■ **SET OF TASKS**:
A. In the excise tax provisions, who pays the fees and expenses of the Accounting Firm?
B. Pick up the excise tax provisions after their final sentence and carry them forward.

Executive shall promptly notify the Company in writing of any written communication with any governmental taxing authority relating to the Excise Tax. The Company shall be entitled, at its sole cost and expense, to contest the imposition of the Excise Tax on Executive’s behalf (including filing a claim for refund of the Excise Tax) and Executive shall cooperate with the Company in good faith in connection with any such contest or proceeding. The Company’s election to contest the Excise Tax shall not affect its obligation to pay to Executive or on his behalf an additional Gross-Up Payment with respect to an Underpayment pursuant to this subsection (c). Any refund of taxes or other reduction in Executive’s tax liability arising from any such contest by the Company shall be treated as an Excess Payment under this subsection (c).
(d)Notwithstanding anything contained in this Agreement to the contrary, in the event that, according to the Determination, an Excise Tax will be imposed on any Payment or Payments, the Company shall pay to the applicable government taxing authorities as Excise Tax withholding, the amount of the Excise Tax that the Company has actually withheld from the Payment or Payments.
(e)The Executive and the Company shall each provide the Accounting Firm access to and copies of any books, records and documents in the possession of the Company or the Executive, as the case may be, reasonably requested by the Accounting Firm, and otherwise cooperate with the Accounting Firm in connection with the preparation and issuance of the Determination contemplated by subsection (b) hereof.
(f)The fees and expenses of the Accounting Firm for its services in connection with the Determination and the calculations contemplated by this Section 6 shall be paid by the Company.

■ **GIVEN RECORDS**:
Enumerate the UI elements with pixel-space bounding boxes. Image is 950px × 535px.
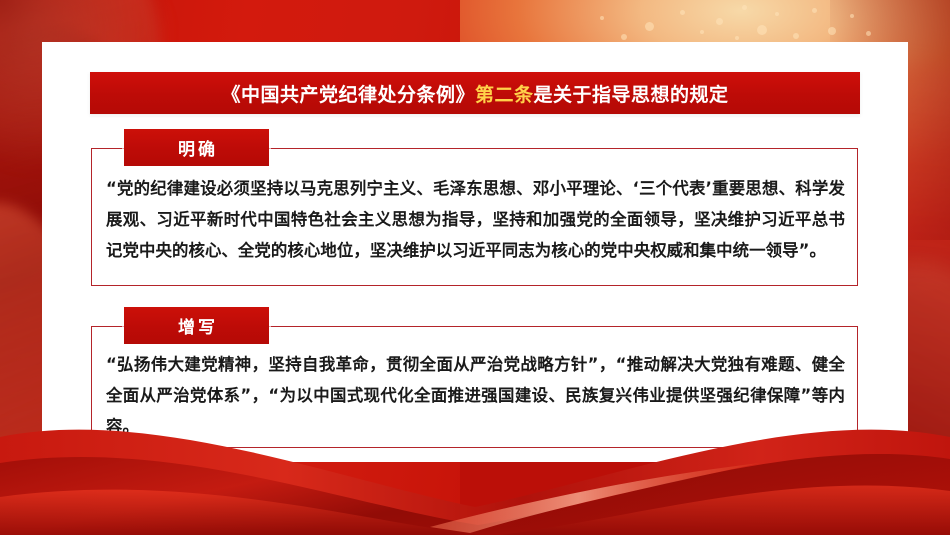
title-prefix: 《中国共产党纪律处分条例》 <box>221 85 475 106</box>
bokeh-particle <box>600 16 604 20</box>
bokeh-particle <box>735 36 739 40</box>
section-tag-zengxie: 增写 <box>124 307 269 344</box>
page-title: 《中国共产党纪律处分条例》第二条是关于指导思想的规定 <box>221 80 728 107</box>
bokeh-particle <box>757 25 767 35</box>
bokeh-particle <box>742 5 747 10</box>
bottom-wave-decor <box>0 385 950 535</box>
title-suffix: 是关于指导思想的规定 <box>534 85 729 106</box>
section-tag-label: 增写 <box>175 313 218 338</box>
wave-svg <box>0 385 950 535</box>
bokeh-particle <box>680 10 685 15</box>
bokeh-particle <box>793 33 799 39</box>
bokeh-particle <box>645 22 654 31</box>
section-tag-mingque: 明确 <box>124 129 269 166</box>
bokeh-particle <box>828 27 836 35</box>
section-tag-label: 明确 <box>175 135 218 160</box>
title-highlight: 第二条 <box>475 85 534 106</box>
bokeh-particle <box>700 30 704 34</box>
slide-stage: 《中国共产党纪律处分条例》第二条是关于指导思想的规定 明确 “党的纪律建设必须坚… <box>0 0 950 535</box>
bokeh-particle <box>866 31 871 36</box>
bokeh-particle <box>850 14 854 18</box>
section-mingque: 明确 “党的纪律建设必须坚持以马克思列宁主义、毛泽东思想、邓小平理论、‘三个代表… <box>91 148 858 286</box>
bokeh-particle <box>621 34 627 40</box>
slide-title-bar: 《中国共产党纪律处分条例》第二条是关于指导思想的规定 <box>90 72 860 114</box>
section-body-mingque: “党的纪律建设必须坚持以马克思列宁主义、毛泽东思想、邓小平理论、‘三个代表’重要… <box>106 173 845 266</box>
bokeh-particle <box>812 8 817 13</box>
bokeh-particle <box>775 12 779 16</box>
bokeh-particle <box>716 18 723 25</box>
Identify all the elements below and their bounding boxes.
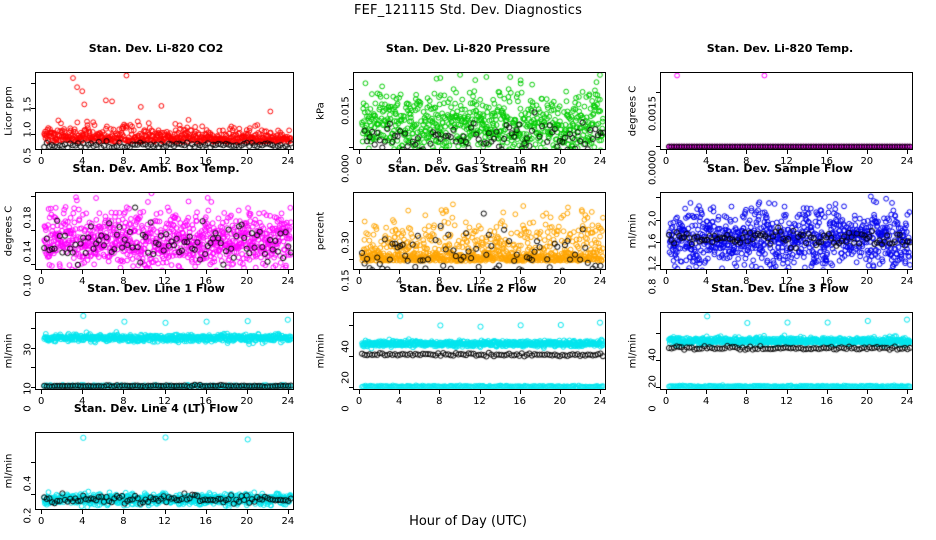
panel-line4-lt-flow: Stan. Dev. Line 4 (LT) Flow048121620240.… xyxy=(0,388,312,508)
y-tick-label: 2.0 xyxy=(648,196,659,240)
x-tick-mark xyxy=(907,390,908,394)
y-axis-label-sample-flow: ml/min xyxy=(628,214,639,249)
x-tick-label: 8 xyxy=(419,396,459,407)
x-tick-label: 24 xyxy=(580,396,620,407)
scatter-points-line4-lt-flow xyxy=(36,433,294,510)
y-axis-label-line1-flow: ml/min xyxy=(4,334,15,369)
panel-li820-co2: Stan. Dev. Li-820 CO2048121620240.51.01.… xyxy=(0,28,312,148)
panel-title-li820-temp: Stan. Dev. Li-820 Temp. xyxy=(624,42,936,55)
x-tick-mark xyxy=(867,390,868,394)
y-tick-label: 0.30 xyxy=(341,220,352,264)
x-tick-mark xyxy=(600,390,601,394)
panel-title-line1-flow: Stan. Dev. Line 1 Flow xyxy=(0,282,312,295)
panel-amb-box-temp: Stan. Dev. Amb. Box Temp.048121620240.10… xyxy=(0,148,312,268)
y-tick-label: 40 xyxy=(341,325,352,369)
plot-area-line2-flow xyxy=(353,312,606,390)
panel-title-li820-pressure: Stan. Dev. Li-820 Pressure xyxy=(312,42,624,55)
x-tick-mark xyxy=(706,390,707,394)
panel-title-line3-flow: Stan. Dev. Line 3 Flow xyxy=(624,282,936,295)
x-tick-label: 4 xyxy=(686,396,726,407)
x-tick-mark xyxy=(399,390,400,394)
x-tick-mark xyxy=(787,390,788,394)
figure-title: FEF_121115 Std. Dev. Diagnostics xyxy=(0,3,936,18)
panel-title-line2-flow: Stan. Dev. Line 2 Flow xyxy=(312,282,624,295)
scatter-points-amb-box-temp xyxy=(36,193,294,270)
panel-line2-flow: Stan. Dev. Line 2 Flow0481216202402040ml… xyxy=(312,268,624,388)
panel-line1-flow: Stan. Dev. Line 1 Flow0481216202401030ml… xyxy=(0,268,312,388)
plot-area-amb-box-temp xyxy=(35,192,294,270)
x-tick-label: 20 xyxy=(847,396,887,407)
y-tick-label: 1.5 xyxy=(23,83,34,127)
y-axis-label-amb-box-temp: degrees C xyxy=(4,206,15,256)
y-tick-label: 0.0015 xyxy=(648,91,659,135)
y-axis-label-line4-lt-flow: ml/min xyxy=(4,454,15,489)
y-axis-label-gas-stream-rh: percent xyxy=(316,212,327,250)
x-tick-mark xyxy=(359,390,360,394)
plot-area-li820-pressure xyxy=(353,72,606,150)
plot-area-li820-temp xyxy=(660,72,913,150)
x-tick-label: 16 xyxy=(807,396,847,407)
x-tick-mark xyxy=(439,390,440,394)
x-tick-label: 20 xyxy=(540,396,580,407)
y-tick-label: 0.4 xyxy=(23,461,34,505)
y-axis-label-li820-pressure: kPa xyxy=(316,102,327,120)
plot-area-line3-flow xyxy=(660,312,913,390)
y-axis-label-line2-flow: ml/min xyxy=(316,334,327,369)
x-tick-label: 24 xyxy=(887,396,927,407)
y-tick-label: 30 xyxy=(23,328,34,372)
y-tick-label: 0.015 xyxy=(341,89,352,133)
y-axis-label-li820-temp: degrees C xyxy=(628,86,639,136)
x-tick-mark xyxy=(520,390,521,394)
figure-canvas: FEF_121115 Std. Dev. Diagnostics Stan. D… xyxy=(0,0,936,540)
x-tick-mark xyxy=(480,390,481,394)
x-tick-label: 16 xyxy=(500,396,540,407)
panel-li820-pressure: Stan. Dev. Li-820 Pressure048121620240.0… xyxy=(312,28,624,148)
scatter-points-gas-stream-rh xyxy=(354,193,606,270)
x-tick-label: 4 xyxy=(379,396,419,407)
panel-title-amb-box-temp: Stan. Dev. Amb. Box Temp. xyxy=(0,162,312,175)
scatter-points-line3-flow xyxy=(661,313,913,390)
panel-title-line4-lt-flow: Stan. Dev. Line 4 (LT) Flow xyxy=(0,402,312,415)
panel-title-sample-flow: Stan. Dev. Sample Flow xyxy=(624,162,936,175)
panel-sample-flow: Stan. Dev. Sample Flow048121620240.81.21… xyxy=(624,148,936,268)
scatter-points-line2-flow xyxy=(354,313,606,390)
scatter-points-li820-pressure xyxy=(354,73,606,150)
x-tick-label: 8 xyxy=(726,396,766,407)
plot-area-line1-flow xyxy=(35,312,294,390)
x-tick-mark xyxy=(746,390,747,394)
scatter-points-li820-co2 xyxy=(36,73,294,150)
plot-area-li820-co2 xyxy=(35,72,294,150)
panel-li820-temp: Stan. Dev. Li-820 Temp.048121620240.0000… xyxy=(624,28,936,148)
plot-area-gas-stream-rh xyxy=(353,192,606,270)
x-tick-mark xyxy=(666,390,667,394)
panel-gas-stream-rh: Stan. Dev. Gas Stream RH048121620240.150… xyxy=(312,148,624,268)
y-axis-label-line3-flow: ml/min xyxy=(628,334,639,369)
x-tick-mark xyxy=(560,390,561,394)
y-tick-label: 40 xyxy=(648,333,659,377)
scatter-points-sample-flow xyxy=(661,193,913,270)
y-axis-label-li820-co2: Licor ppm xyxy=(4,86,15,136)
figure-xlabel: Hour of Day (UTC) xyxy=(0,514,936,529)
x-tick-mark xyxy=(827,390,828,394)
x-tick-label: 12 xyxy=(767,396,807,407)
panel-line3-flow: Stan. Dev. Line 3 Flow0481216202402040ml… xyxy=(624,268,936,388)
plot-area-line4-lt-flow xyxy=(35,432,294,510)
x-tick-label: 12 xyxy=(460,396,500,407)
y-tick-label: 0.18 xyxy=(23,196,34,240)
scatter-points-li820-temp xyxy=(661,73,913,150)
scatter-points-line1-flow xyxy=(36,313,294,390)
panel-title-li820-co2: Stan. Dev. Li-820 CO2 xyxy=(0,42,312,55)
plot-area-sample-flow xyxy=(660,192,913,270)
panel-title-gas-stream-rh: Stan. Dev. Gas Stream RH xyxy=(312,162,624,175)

■ **TASK-BY-TASK RESULTS**:
A. The Company pays them.

B.
7.Unauthorized Disclosure. During the period that the Executive is actively employed by the Company or Business Unit and for a period of six (6) months after Executive’s termination of employment, the Executive shall not make any Unauthorized Disclosure. For purposes of this Agreement, “Unauthorized Disclosure” shall mean disclosure by the Executive without the consent of the Board (other than pursuant to a court order) to any person, other than an employee or director of the Company or a person to whom disclosure is reasonably necessary or appropriate in connection with the performance by the Executive of his duties as an executive of the Company or as may be legally required, of any material Confidential Information obtained by the Executive while in the employ of the Company (including any material Confidential Information with respect to any of the Company’s customers or methods of distribution) the disclosure of which is demonstrably and materially injurious to the Company; provided, however, that such





term shall not include the use or disclosure by the Executive, without consent, of any information known generally to the public (other than as a result of disclosure by him in violation of this Section 7) or any information not otherwise considered confidential and material by a reasonable person engaged in the same business as that conducted by the Company; provided further, however, that any breach of this Section 7 shall in no event subject the Executive to damages (including costs, fees and expenses incurred by the Company or the Business Unit) in excess of $10,000 in the aggregate.
8.Non-Compete. During the period that the Executive is actively employed by the Company or Business Unit, the Executive shall not directly or indirectly, own, manage, operate, control, consult with, or be connected as an officer, employee, agent, partner, director or consultant with, or have any financial interest in, or assist anyone in the conduct of, any business which directly competes with the businesses of the Company in the State of Georgia. Notwithstanding the foregoing, the Executive shall not be in violation of the preceding sentence due to ownership (directly or indirectly) by the Executive of not more than five percent (5%) of the issued and outstanding class of securities of a corporation whose securities are publicly traded.
9.Successors; Binding Agreement.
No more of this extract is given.